EXTRACT TO READ:
— BEGIN —
To assess the incompleteness of the neutralization, we also examined the effect of Condition on the TB position at palatal gesture onset. If the neutralization is complete, there will be no difference in the TB position across conditions. However, if the neutralization is incomplete, the assimilatory palatalization will exhibit a more retracted tongue position than the underlying palatalization. To test this, separate linear mixed-effects models were run with TB position as a dependent variable and Condition as a fixed factor. All models included by-Speaker and by-Item random slopes of TB position.

4. Results

4.1. Kinematic trajectories and distribution

We first examine the continuous kinematic trajectories of relevant articulators for underlying and assimilatory palatalization in Russian. Figure 5 (a) illustrates kinematic trajectories for the item /bʲust/ (underlying palatalization), as produced by the four Russian speakers in the study. The figure plots the LA trajectory in the upper panels and the TB trajectory in the lower panels. Each trajectory is represented by a different color; the thick dotted line shows the average trajectory. The temporal window of the trajectories is 600 ms long, spanning from 100 ms before the onset landmark of the lip aperture gesture to 500 ms following this landmark. The level of variability in the magnitude of the gestures varies by subject. For R2, most tokens occur tightly clustered around the mean; R1 and R3 show more variability, and R4 shows even more. On the other hand, the relative timing of the gestures appears similar across speakers — the fall in the LA trajectory, indicating the closing of the lips tends to coincide with the rise of the TB for the palatal gesture. To facilitate comparison, vertical gray lines indicate when the LA trajectory starts to fall (based on the average trajectory) and when TB starts to rise (also based on the average).
— END —
GOALS:
1 > In the palatalization text, which speaker's tokens cluster most tightly around the mean?
2 > Transcribe a passage from the palatalization text, starting at the words "To assess the" and ending after the words "of TB position.".
3 > List the labels the palatalization text uses for the Russian speakers in the study.

PROVIDED DATA:
— BEGIN —
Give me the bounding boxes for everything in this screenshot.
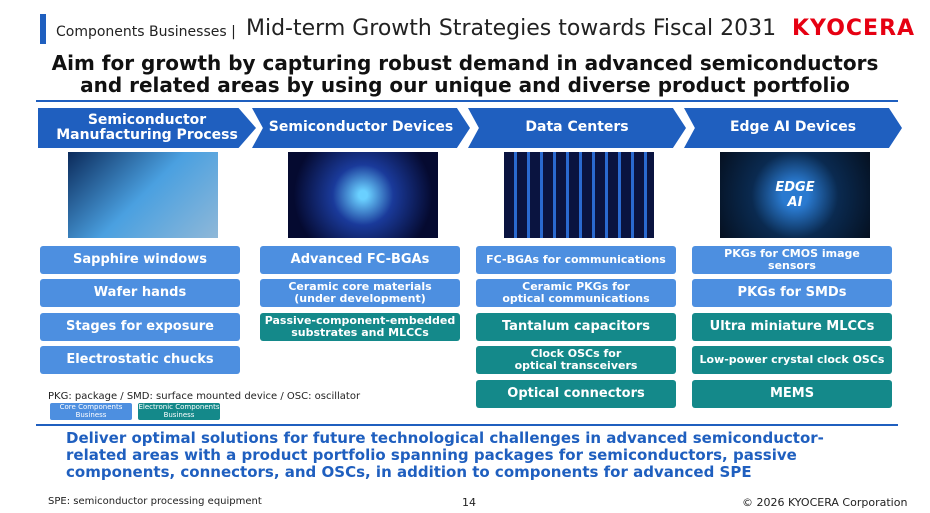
— END —
IN RESPONSE:
1 > R2

2 >
To assess the incompleteness of the neutralization, we also examined the effect of Condition on the TB position at palatal gesture onset. If the neutralization is complete, there will be no difference in the TB position across conditions. However, if the neutralization is incomplete, the assimilatory palatalization will exhibit a more retracted tongue position than the underlying palatalization. To test this, separate linear mixed-effects models were run with TB position as a dependent variable and Condition as a fixed factor. All models included by-Speaker and by-Item random slopes of TB position.

3 > R1, R2, R3, R4